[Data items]
--- --- ---
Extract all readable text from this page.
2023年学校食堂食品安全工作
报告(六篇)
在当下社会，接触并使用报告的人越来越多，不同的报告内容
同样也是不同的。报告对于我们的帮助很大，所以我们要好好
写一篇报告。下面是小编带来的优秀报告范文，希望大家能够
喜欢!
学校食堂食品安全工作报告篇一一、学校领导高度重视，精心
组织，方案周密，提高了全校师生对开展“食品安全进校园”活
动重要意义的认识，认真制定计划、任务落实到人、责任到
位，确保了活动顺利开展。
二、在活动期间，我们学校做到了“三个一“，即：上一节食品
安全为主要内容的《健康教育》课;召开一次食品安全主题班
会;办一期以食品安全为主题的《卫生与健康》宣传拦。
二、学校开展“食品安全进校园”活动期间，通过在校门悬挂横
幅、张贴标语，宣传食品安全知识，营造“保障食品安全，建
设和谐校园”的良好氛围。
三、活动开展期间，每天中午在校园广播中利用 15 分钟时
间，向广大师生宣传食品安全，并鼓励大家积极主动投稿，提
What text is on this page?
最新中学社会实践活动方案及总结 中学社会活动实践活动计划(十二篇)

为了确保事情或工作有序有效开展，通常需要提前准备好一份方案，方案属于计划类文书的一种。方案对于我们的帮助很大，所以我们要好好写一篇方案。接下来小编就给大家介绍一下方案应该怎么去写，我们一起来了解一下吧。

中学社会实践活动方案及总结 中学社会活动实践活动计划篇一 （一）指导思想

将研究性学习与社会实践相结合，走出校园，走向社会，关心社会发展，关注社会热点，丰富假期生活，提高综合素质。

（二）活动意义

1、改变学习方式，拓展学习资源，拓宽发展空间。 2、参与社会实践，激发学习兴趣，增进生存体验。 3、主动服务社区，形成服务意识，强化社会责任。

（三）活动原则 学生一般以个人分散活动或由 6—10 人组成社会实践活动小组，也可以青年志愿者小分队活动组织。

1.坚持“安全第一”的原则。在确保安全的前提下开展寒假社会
--- --- ---
Aim of the exercise: Retype exactly the lines from the one containing "What text is on this page?" through the last line of the records above, including both.

Output for this task:
What text is on this page?
最新中学社会实践活动方案及总结 中学社会活动实践活动计划(十二篇)

为了确保事情或工作有序有效开展，通常需要提前准备好一份方案，方案属于计划类文书的一种。方案对于我们的帮助很大，所以我们要好好写一篇方案。接下来小编就给大家介绍一下方案应该怎么去写，我们一起来了解一下吧。

中学社会实践活动方案及总结 中学社会活动实践活动计划篇一 （一）指导思想

将研究性学习与社会实践相结合，走出校园，走向社会，关心社会发展，关注社会热点，丰富假期生活，提高综合素质。

（二）活动意义

1、改变学习方式，拓展学习资源，拓宽发展空间。 2、参与社会实践，激发学习兴趣，增进生存体验。 3、主动服务社区，形成服务意识，强化社会责任。

（三）活动原则 学生一般以个人分散活动或由 6—10 人组成社会实践活动小组，也可以青年志愿者小分队活动组织。

1.坚持“安全第一”的原则。在确保安全的前提下开展寒假社会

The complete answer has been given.